WORK REQUIRED
Look through the records that follow. Copy every line containing the word "Basic".

LISTED ENTRIES
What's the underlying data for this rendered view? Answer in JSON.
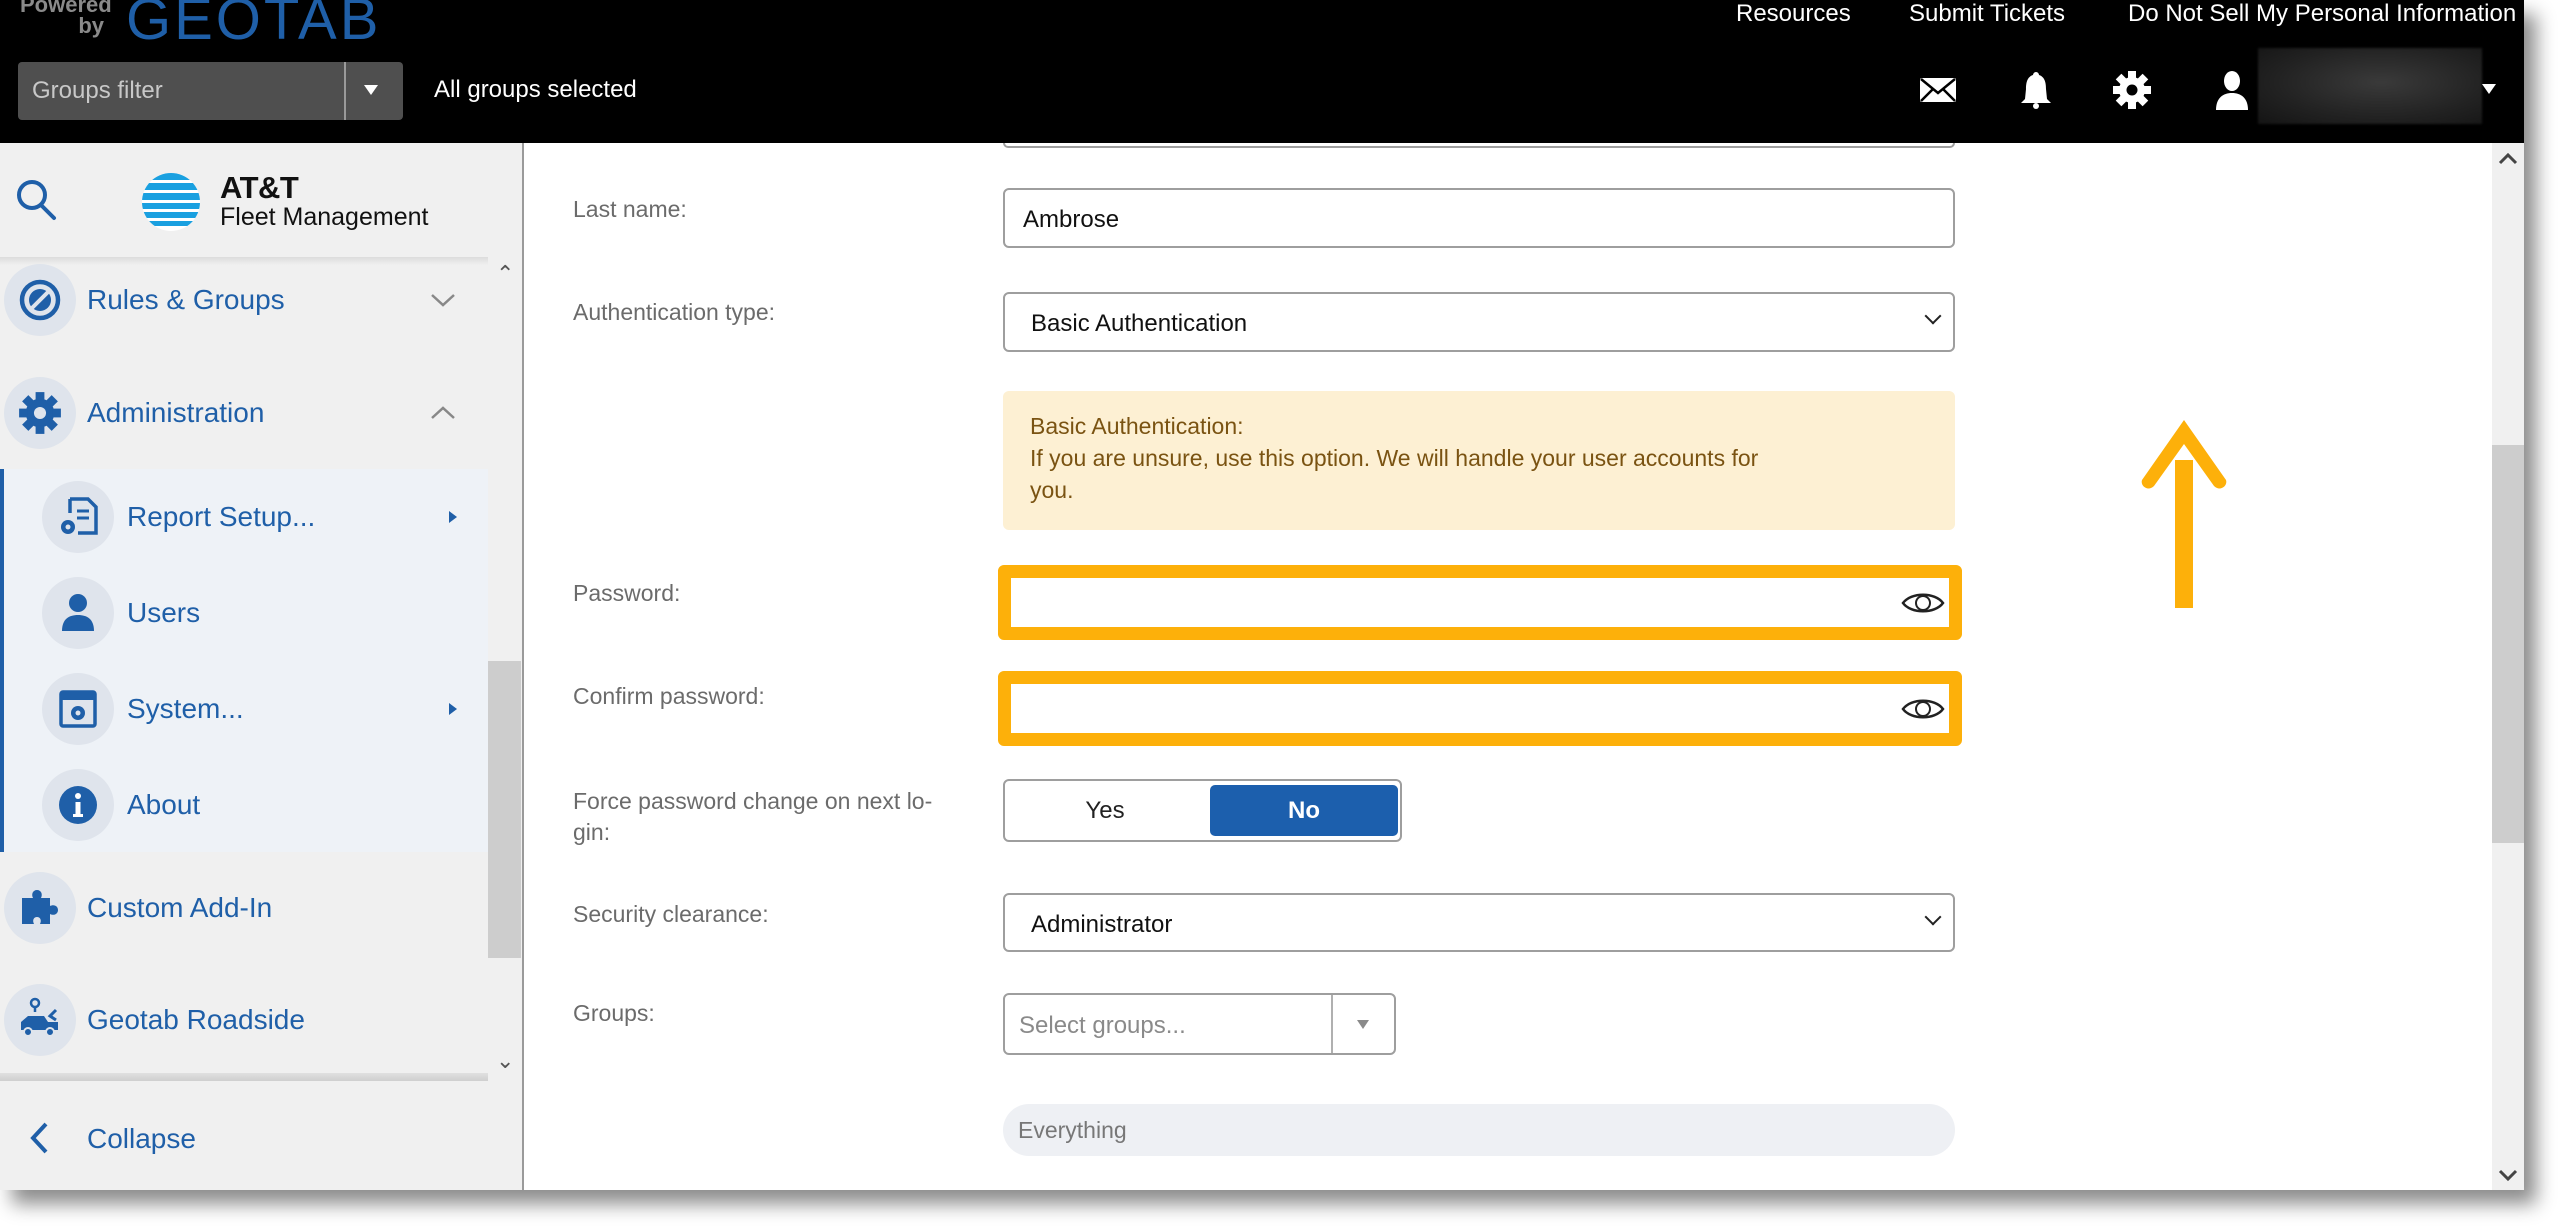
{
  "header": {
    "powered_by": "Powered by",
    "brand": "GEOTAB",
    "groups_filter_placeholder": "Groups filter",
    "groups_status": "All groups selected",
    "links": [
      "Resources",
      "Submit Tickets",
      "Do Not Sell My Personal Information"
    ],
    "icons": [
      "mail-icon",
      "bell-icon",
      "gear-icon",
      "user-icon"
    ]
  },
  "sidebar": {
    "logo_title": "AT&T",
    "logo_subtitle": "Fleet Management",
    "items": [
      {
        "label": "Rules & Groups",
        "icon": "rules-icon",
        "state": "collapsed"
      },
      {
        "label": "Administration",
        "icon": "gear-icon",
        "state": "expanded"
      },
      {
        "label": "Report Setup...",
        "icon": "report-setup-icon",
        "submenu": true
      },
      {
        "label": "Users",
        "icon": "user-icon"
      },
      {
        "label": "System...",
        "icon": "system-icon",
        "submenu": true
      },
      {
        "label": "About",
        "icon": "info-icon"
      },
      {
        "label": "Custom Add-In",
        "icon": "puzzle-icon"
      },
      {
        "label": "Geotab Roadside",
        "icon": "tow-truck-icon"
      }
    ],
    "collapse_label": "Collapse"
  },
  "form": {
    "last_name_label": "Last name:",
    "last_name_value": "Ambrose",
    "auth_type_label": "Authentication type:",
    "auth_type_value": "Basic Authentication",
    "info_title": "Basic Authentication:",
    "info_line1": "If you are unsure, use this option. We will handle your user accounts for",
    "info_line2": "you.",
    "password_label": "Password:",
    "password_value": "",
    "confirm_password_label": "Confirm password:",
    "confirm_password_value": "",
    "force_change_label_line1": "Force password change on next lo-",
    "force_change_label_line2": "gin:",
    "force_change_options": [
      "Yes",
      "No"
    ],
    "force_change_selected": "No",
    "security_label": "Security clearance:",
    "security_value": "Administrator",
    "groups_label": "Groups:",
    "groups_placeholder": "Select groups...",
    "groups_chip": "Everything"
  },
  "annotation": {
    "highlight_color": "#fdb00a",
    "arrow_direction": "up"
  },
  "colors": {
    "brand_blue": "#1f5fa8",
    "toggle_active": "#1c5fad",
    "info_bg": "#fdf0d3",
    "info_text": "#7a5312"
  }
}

---

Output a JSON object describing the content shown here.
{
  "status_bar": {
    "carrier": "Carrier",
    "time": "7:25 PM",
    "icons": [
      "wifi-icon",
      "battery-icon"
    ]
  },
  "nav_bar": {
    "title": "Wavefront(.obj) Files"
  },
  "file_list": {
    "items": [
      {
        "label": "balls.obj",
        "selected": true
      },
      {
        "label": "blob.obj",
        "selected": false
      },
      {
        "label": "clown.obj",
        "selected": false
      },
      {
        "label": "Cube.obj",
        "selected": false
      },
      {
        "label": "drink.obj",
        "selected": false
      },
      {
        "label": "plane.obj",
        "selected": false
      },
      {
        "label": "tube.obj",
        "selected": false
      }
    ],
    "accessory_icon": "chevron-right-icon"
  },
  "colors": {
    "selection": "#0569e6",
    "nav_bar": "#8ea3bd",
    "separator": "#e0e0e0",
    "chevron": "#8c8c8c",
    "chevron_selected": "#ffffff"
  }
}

FINAL ANSWER
    "auth_type_value": "Basic Authentication",
    "info_title": "Basic Authentication:",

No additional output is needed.